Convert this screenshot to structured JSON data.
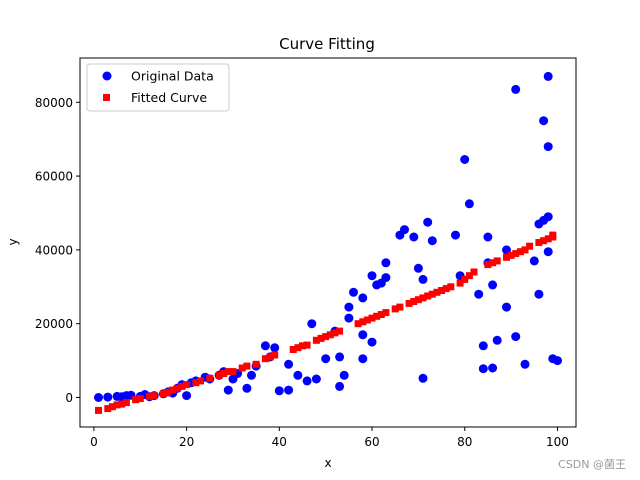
{
  "chart_data": {
    "type": "scatter",
    "title": "Curve Fitting",
    "xlabel": "x",
    "ylabel": "y",
    "xlim": [
      -3,
      104
    ],
    "ylim": [
      -8000,
      92000
    ],
    "xticks": [
      0,
      20,
      40,
      60,
      80,
      100
    ],
    "xtick_labels": [
      "0",
      "20",
      "40",
      "60",
      "80",
      "100"
    ],
    "yticks": [
      0,
      20000,
      40000,
      60000,
      80000
    ],
    "ytick_labels": [
      "0",
      "20000",
      "40000",
      "60000",
      "80000"
    ],
    "grid": false,
    "legend_position": "top-left",
    "series": [
      {
        "name": "Original Data",
        "color": "#0000ff",
        "marker": "circle",
        "points": [
          [
            1,
            0
          ],
          [
            3,
            100
          ],
          [
            5,
            300
          ],
          [
            6,
            200
          ],
          [
            7,
            500
          ],
          [
            8,
            600
          ],
          [
            10,
            300
          ],
          [
            11,
            800
          ],
          [
            12,
            200
          ],
          [
            13,
            500
          ],
          [
            15,
            1000
          ],
          [
            16,
            1500
          ],
          [
            17,
            1200
          ],
          [
            18,
            2500
          ],
          [
            19,
            3500
          ],
          [
            20,
            500
          ],
          [
            21,
            4000
          ],
          [
            22,
            4500
          ],
          [
            24,
            5500
          ],
          [
            25,
            5000
          ],
          [
            27,
            6000
          ],
          [
            28,
            7000
          ],
          [
            29,
            2000
          ],
          [
            30,
            5000
          ],
          [
            31,
            6500
          ],
          [
            33,
            2500
          ],
          [
            34,
            6000
          ],
          [
            35,
            8500
          ],
          [
            37,
            14000
          ],
          [
            38,
            11000
          ],
          [
            39,
            13500
          ],
          [
            40,
            1800
          ],
          [
            42,
            2000
          ],
          [
            42,
            9000
          ],
          [
            44,
            6000
          ],
          [
            46,
            4500
          ],
          [
            47,
            20000
          ],
          [
            48,
            5000
          ],
          [
            50,
            10500
          ],
          [
            52,
            18000
          ],
          [
            53,
            3000
          ],
          [
            53,
            11000
          ],
          [
            54,
            6000
          ],
          [
            55,
            21500
          ],
          [
            55,
            24500
          ],
          [
            56,
            28500
          ],
          [
            58,
            17000
          ],
          [
            58,
            27000
          ],
          [
            58,
            10500
          ],
          [
            60,
            33000
          ],
          [
            60,
            15000
          ],
          [
            61,
            30500
          ],
          [
            62,
            31000
          ],
          [
            63,
            32500
          ],
          [
            63,
            36500
          ],
          [
            66,
            44000
          ],
          [
            67,
            45500
          ],
          [
            69,
            43500
          ],
          [
            70,
            35000
          ],
          [
            71,
            5200
          ],
          [
            71,
            32000
          ],
          [
            72,
            47500
          ],
          [
            73,
            42500
          ],
          [
            78,
            44000
          ],
          [
            79,
            33000
          ],
          [
            80,
            64500
          ],
          [
            81,
            52500
          ],
          [
            83,
            28000
          ],
          [
            84,
            14000
          ],
          [
            84,
            7800
          ],
          [
            85,
            43500
          ],
          [
            85,
            36500
          ],
          [
            86,
            30500
          ],
          [
            86,
            8000
          ],
          [
            87,
            15500
          ],
          [
            89,
            40000
          ],
          [
            89,
            24500
          ],
          [
            91,
            83500
          ],
          [
            91,
            16500
          ],
          [
            93,
            9000
          ],
          [
            95,
            37000
          ],
          [
            96,
            28000
          ],
          [
            96,
            47000
          ],
          [
            97,
            75000
          ],
          [
            97,
            48000
          ],
          [
            98,
            87000
          ],
          [
            98,
            68000
          ],
          [
            98,
            49000
          ],
          [
            98,
            39500
          ],
          [
            99,
            10500
          ],
          [
            100,
            10000
          ]
        ]
      },
      {
        "name": "Fitted Curve",
        "color": "#ff0000",
        "marker": "square",
        "points": [
          [
            1,
            -3500
          ],
          [
            3,
            -3000
          ],
          [
            4,
            -2500
          ],
          [
            5,
            -2000
          ],
          [
            6,
            -1800
          ],
          [
            7,
            -1400
          ],
          [
            9,
            -600
          ],
          [
            10,
            -300
          ],
          [
            12,
            300
          ],
          [
            13,
            500
          ],
          [
            15,
            1000
          ],
          [
            16,
            1400
          ],
          [
            17,
            2000
          ],
          [
            18,
            2500
          ],
          [
            19,
            3000
          ],
          [
            20,
            3500
          ],
          [
            22,
            4000
          ],
          [
            23,
            4500
          ],
          [
            25,
            5200
          ],
          [
            27,
            6000
          ],
          [
            28,
            6500
          ],
          [
            29,
            7000
          ],
          [
            30,
            7000
          ],
          [
            32,
            8000
          ],
          [
            33,
            8500
          ],
          [
            35,
            9000
          ],
          [
            37,
            10500
          ],
          [
            38,
            11000
          ],
          [
            39,
            11500
          ],
          [
            43,
            13000
          ],
          [
            44,
            13500
          ],
          [
            45,
            14000
          ],
          [
            46,
            14200
          ],
          [
            48,
            15500
          ],
          [
            49,
            16000
          ],
          [
            50,
            16500
          ],
          [
            51,
            17000
          ],
          [
            52,
            17500
          ],
          [
            53,
            18000
          ],
          [
            57,
            20000
          ],
          [
            58,
            20500
          ],
          [
            59,
            21000
          ],
          [
            60,
            21500
          ],
          [
            61,
            22000
          ],
          [
            62,
            22500
          ],
          [
            63,
            23000
          ],
          [
            65,
            24000
          ],
          [
            66,
            24500
          ],
          [
            68,
            25500
          ],
          [
            69,
            26000
          ],
          [
            70,
            26500
          ],
          [
            71,
            27000
          ],
          [
            72,
            27500
          ],
          [
            73,
            28000
          ],
          [
            74,
            28500
          ],
          [
            75,
            29000
          ],
          [
            76,
            29500
          ],
          [
            77,
            30000
          ],
          [
            79,
            31000
          ],
          [
            80,
            32000
          ],
          [
            81,
            33000
          ],
          [
            82,
            34000
          ],
          [
            85,
            36000
          ],
          [
            86,
            36500
          ],
          [
            87,
            37000
          ],
          [
            89,
            38000
          ],
          [
            90,
            38500
          ],
          [
            91,
            39000
          ],
          [
            92,
            39500
          ],
          [
            93,
            40000
          ],
          [
            94,
            41000
          ],
          [
            96,
            42000
          ],
          [
            97,
            42500
          ],
          [
            98,
            43000
          ],
          [
            99,
            43500
          ],
          [
            99,
            44000
          ]
        ]
      }
    ]
  },
  "watermark": "CSDN @菌王"
}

_____

> **Exercise brief**: Extract every line containing the string "name" from the data above.

> **Task response**:
        "name": "Original Data",
        "name": "Fitted Curve",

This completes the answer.